● What you are asked to do:
Each entry below is to be duplicated verbatim.

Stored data
▬▬▬▬▬▬

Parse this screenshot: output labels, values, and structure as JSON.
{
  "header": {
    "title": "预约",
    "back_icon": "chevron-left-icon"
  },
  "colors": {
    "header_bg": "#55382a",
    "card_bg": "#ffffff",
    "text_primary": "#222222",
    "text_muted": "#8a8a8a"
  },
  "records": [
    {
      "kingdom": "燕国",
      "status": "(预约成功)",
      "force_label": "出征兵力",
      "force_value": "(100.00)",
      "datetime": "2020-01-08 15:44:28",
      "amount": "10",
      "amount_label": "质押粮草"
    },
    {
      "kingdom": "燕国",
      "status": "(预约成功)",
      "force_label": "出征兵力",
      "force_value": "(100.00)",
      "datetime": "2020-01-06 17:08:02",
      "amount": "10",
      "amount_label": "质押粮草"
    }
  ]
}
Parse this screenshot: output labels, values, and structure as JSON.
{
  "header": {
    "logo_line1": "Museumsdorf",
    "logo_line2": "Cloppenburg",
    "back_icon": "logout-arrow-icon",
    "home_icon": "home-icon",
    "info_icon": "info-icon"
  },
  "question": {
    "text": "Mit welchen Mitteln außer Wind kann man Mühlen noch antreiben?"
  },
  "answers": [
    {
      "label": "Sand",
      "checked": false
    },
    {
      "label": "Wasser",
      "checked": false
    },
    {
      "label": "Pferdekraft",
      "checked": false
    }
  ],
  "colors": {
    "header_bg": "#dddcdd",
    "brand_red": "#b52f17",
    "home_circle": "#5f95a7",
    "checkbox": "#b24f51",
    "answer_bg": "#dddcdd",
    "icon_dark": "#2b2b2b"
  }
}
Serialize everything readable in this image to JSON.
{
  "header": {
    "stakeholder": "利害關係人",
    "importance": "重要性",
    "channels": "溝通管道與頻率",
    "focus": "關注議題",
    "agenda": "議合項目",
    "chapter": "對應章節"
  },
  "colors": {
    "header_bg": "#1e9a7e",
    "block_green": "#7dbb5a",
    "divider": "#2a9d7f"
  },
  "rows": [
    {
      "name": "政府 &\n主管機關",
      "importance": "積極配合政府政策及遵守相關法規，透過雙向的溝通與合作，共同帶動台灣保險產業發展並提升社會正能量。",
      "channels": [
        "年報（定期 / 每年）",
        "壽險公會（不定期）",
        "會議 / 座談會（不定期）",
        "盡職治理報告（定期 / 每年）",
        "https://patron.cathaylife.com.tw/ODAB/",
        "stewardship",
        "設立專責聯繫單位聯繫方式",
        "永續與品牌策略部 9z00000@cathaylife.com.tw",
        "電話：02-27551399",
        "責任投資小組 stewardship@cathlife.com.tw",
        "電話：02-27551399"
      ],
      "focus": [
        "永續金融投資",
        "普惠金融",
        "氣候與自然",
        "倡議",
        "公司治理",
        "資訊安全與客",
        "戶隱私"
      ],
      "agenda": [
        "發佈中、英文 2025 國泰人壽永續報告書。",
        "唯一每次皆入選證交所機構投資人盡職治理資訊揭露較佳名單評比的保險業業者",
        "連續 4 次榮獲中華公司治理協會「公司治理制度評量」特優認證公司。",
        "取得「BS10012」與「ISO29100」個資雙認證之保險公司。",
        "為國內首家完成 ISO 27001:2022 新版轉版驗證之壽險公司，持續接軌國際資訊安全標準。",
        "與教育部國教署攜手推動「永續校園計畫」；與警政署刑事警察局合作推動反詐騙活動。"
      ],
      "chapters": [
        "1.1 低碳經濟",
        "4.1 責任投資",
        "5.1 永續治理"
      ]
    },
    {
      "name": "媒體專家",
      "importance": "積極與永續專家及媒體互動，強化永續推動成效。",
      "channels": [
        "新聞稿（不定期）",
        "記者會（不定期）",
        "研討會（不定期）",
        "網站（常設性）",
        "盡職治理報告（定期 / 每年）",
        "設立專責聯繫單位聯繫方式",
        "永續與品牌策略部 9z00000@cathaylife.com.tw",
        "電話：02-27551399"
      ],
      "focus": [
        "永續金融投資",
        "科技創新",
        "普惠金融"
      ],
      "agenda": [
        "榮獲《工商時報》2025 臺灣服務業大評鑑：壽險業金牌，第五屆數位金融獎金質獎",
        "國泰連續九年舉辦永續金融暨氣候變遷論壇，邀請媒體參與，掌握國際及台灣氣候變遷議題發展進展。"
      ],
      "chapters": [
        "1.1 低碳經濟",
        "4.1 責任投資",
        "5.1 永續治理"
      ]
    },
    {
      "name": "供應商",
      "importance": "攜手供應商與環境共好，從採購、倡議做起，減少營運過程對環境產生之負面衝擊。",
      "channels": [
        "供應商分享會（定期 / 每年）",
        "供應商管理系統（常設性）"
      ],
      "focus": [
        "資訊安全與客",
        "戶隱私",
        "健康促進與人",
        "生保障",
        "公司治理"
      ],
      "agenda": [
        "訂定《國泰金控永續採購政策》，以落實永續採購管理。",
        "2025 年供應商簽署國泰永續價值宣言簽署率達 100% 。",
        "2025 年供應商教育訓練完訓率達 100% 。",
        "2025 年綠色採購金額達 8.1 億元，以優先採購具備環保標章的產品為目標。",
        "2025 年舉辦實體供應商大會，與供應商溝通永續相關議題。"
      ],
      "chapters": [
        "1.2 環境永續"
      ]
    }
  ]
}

▬▬▬▬▬▬

● Finished answer:
Parse this screenshot: output labels, values, and structure as JSON.
{
  "header": {
    "title": "预约",
    "back_icon": "chevron-left-icon"
  },
  "colors": {
    "header_bg": "#55382a",
    "card_bg": "#ffffff",
    "text_primary": "#222222",
    "text_muted": "#8a8a8a"
  },
  "records": [
    {
      "kingdom": "燕国",
      "status": "(预约成功)",
      "force_label": "出征兵力",
      "force_value": "(100.00)",
      "datetime": "2020-01-08 15:44:28",
      "amount": "10",
      "amount_label": "质押粮草"
    },
    {
      "kingdom": "燕国",
      "status": "(预约成功)",
      "force_label": "出征兵力",
      "force_value": "(100.00)",
      "datetime": "2020-01-06 17:08:02",
      "amount": "10",
      "amount_label": "质押粮草"
    }
  ]
}
Parse this screenshot: output labels, values, and structure as JSON.
{
  "header": {
    "logo_line1": "Museumsdorf",
    "logo_line2": "Cloppenburg",
    "back_icon": "logout-arrow-icon",
    "home_icon": "home-icon",
    "info_icon": "info-icon"
  },
  "question": {
    "text": "Mit welchen Mitteln außer Wind kann man Mühlen noch antreiben?"
  },
  "answers": [
    {
      "label": "Sand",
      "checked": false
    },
    {
      "label": "Wasser",
      "checked": false
    },
    {
      "label": "Pferdekraft",
      "checked": false
    }
  ],
  "colors": {
    "header_bg": "#dddcdd",
    "brand_red": "#b52f17",
    "home_circle": "#5f95a7",
    "checkbox": "#b24f51",
    "answer_bg": "#dddcdd",
    "icon_dark": "#2b2b2b"
  }
}
Serialize everything readable in this image to JSON.
{
  "header": {
    "stakeholder": "利害關係人",
    "importance": "重要性",
    "channels": "溝通管道與頻率",
    "focus": "關注議題",
    "agenda": "議合項目",
    "chapter": "對應章節"
  },
  "colors": {
    "header_bg": "#1e9a7e",
    "block_green": "#7dbb5a",
    "divider": "#2a9d7f"
  },
  "rows": [
    {
      "name": "政府 &\n主管機關",
      "importance": "積極配合政府政策及遵守相關法規，透過雙向的溝通與合作，共同帶動台灣保險產業發展並提升社會正能量。",
      "channels": [
        "年報（定期 / 每年）",
        "壽險公會（不定期）",
        "會議 / 座談會（不定期）",
        "盡職治理報告（定期 / 每年）",
        "https://patron.cathaylife.com.tw/ODAB/",
        "stewardship",
        "設立專責聯繫單位聯繫方式",
        "永續與品牌策略部 9z00000@cathaylife.com.tw",
        "電話：02-27551399",
        "責任投資小組 stewardship@cathlife.com.tw",
        "電話：02-27551399"
      ],
      "focus": [
        "永續金融投資",
        "普惠金融",
        "氣候與自然",
        "倡議",
        "公司治理",
        "資訊安全與客",
        "戶隱私"
      ],
      "agenda": [
        "發佈中、英文 2025 國泰人壽永續報告書。",
        "唯一每次皆入選證交所機構投資人盡職治理資訊揭露較佳名單評比的保險業業者",
        "連續 4 次榮獲中華公司治理協會「公司治理制度評量」特優認證公司。",
        "取得「BS10012」與「ISO29100」個資雙認證之保險公司。",
        "為國內首家完成 ISO 27001:2022 新版轉版驗證之壽險公司，持續接軌國際資訊安全標準。",
        "與教育部國教署攜手推動「永續校園計畫」；與警政署刑事警察局合作推動反詐騙活動。"
      ],
      "chapters": [
        "1.1 低碳經濟",
        "4.1 責任投資",
        "5.1 永續治理"
      ]
    },
    {
      "name": "媒體專家",
      "importance": "積極與永續專家及媒體互動，強化永續推動成效。",
      "channels": [
        "新聞稿（不定期）",
        "記者會（不定期）",
        "研討會（不定期）",
        "網站（常設性）",
        "盡職治理報告（定期 / 每年）",
        "設立專責聯繫單位聯繫方式",
        "永續與品牌策略部 9z00000@cathaylife.com.tw",
        "電話：02-27551399"
      ],
      "focus": [
        "永續金融投資",
        "科技創新",
        "普惠金融"
      ],
      "agenda": [
        "榮獲《工商時報》2025 臺灣服務業大評鑑：壽險業金牌，第五屆數位金融獎金質獎",
        "國泰連續九年舉辦永續金融暨氣候變遷論壇，邀請媒體參與，掌握國際及台灣氣候變遷議題發展進展。"
      ],
      "chapters": [
        "1.1 低碳經濟",
        "4.1 責任投資",
        "5.1 永續治理"
      ]
    },
    {
      "name": "供應商",
      "importance": "攜手供應商與環境共好，從採購、倡議做起，減少營運過程對環境產生之負面衝擊。",
      "channels": [
        "供應商分享會（定期 / 每年）",
        "供應商管理系統（常設性）"
      ],
      "focus": [
        "資訊安全與客",
        "戶隱私",
        "健康促進與人",
        "生保障",
        "公司治理"
      ],
      "agenda": [
        "訂定《國泰金控永續採購政策》，以落實永續採購管理。",
        "2025 年供應商簽署國泰永續價值宣言簽署率達 100% 。",
        "2025 年供應商教育訓練完訓率達 100% 。",
        "2025 年綠色採購金額達 8.1 億元，以優先採購具備環保標章的產品為目標。",
        "2025 年舉辦實體供應商大會，與供應商溝通永續相關議題。"
      ],
      "chapters": [
        "1.2 環境永續"
      ]
    }
  ]
}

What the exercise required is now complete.